* EXERCISE: Count, in the entries below, the lines in which "Muuttaa" occurs. Give the number, nothing more.

--- start of RECORDS FOR THE EXERCISE ---

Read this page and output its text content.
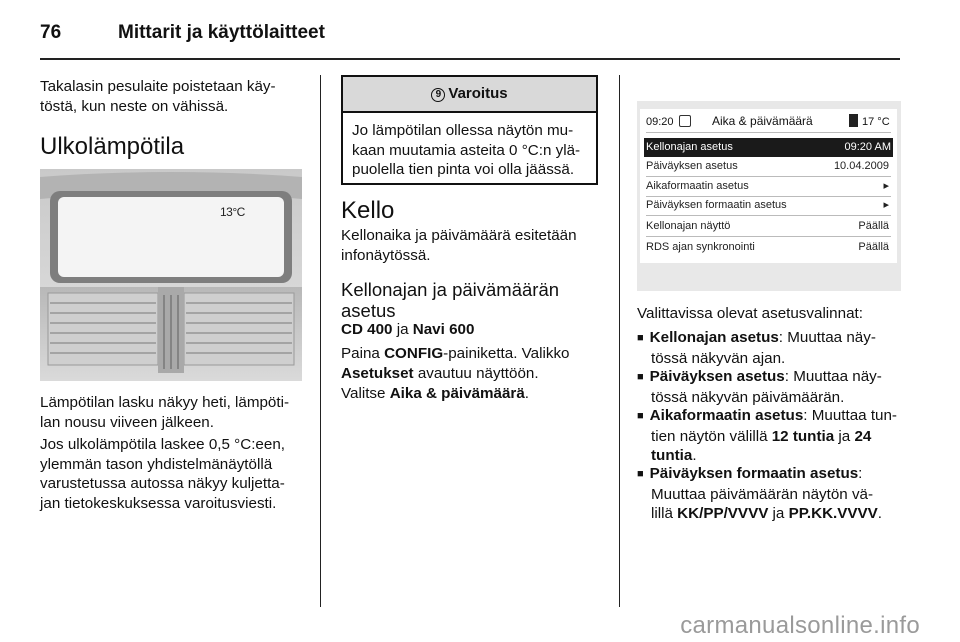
76	Mittarit ja käyttölaitteet
Takalasin pesulaite poistetaan käy-
töstä, kun neste on vähissä.
Ulkolämpötila
13°C
Lämpötilan lasku näkyy heti, lämpöti-
lan nousu viiveen jälkeen.
Jos ulkolämpötila laskee 0,5 °C:een,
ylemmän tason yhdistelmänäytöllä
varustetussa autossa näkyy kuljetta-
jan tietokeskuksessa varoitusviesti.
9 Varoitus
Jo lämpötilan ollessa näytön mu-
kaan muutamia asteita 0 °C:n ylä-
puolella tien pinta voi olla jäässä.
Kello
Kellonaika ja päivämäärä esitetään
infonäytössä.
Kellonajan ja päivämäärän
asetus
CD 400 ja Navi 600
Paina CONFIG-painiketta. Valikko
Asetukset avautuu näyttöön.
Valitse Aika & päivämäärä.
09:20	Aika & päivämäärä	17 °C
Kellonajan asetus	09:20 AM
Päiväyksen asetus	10.04.2009
Aikaformaatin asetus	▸
Päiväyksen formaatin asetus	▸
Kellonajan näyttö	Päällä
RDS ajan synkronointi	Päällä
Valittavissa olevat asetusvalinnat:
■ Kellonajan asetus: Muuttaa näy-
tössä näkyvän ajan.
■ Päiväyksen asetus: Muuttaa näy-
tössä näkyvän päivämäärän.
■ Aikaformaatin asetus: Muuttaa tun-
tien näytön välillä 12 tuntia ja 24
tuntia.
■ Päiväyksen formaatin asetus:
Muuttaa päivämäärän näytön vä-
lillä KK/PP/VVVV ja PP.KK.VVVV.
carmanualsonline.info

--- end of RECORDS FOR THE EXERCISE ---

* OUTPUT OF THE EXERCISE: 4